● Information supplied
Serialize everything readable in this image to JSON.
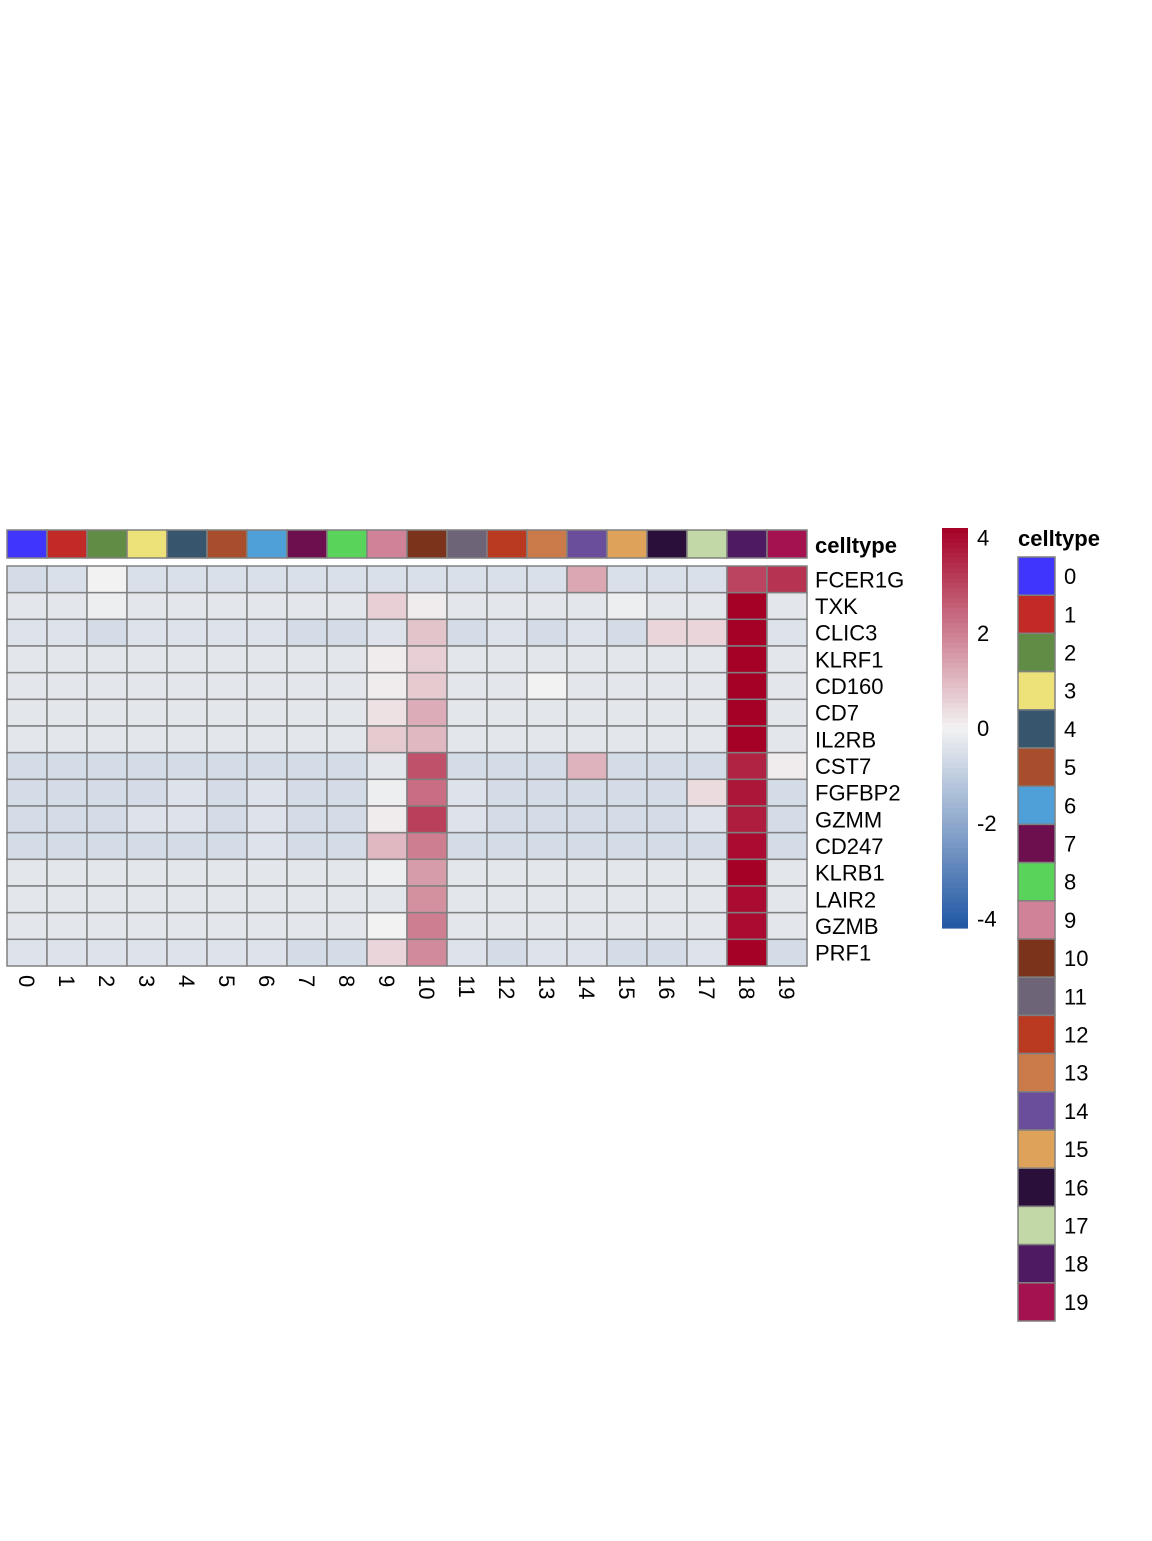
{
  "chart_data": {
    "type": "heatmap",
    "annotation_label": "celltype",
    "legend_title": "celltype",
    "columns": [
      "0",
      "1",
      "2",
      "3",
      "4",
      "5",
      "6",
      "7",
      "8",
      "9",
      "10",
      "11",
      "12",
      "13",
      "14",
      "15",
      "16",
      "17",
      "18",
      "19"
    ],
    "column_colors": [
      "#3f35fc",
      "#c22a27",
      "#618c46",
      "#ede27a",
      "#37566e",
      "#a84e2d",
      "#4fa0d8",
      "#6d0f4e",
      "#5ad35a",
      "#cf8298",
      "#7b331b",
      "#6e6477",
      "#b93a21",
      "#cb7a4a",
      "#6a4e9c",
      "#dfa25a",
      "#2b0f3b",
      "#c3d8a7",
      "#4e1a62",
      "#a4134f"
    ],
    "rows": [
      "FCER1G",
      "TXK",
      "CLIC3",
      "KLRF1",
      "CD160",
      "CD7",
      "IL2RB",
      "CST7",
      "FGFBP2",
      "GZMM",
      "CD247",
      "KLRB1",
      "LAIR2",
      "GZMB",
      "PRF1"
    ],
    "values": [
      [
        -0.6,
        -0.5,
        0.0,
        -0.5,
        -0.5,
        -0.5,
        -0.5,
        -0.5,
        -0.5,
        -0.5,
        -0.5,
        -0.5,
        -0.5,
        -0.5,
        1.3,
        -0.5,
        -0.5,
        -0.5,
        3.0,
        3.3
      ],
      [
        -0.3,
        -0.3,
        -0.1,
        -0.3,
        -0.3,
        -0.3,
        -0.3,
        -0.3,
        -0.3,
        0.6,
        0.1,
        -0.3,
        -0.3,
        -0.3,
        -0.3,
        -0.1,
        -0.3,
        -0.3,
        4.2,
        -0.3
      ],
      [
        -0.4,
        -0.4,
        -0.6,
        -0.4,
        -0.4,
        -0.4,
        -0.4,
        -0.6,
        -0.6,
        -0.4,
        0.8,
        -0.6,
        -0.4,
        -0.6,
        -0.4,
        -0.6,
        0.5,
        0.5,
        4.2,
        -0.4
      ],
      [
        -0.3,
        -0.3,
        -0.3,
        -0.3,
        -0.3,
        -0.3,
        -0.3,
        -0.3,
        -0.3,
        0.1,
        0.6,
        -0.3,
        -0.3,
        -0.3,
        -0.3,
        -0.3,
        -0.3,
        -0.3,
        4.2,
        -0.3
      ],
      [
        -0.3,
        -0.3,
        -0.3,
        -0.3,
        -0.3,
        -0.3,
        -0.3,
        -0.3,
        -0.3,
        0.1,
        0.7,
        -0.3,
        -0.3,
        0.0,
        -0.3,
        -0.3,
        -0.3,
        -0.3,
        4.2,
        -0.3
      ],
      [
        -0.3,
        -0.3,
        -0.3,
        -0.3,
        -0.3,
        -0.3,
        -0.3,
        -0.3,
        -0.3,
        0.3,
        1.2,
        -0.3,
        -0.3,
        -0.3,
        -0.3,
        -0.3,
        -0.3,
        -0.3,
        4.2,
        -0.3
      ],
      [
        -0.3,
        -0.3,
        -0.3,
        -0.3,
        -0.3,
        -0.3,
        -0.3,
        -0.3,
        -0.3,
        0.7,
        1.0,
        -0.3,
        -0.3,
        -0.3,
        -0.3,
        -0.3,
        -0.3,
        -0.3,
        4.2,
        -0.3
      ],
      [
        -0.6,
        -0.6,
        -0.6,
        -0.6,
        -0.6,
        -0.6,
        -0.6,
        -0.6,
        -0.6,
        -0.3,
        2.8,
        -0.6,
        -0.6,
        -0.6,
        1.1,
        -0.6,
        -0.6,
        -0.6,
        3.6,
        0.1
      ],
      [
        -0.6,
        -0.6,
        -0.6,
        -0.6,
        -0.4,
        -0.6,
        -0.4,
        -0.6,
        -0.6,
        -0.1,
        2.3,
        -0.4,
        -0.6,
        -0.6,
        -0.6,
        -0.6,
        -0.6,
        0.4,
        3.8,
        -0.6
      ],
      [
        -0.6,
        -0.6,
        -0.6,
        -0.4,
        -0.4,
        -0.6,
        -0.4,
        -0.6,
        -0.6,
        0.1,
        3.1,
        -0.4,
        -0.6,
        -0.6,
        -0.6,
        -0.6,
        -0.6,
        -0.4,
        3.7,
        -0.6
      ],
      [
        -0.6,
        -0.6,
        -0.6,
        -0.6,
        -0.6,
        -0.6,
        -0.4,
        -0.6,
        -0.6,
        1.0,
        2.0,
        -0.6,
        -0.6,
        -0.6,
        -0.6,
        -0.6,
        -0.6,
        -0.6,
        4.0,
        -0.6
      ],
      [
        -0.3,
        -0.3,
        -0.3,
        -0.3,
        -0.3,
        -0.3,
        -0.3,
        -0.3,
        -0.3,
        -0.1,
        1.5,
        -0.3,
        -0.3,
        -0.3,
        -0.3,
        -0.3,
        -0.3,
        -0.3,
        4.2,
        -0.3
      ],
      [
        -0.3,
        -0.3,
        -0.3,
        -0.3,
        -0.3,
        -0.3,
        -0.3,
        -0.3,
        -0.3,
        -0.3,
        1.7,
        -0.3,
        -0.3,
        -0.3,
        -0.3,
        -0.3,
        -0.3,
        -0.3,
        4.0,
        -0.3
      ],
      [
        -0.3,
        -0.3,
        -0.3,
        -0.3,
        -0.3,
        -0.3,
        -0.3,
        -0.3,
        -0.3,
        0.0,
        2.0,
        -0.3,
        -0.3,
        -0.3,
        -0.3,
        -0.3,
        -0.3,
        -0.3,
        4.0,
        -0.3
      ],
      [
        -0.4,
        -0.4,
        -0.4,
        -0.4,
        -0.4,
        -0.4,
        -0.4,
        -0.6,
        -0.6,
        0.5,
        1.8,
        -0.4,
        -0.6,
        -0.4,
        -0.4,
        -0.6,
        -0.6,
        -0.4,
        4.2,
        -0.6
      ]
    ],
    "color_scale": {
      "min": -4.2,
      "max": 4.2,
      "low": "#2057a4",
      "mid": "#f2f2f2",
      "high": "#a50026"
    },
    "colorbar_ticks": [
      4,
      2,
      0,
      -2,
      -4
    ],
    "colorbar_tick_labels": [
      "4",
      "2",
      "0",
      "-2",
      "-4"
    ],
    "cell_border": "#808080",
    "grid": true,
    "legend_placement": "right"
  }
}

● Goal
From the listing above, pick out each line where the word "celltype" appears.

● Answer for the task
    "annotation_label": "celltype",
    "legend_title": "celltype",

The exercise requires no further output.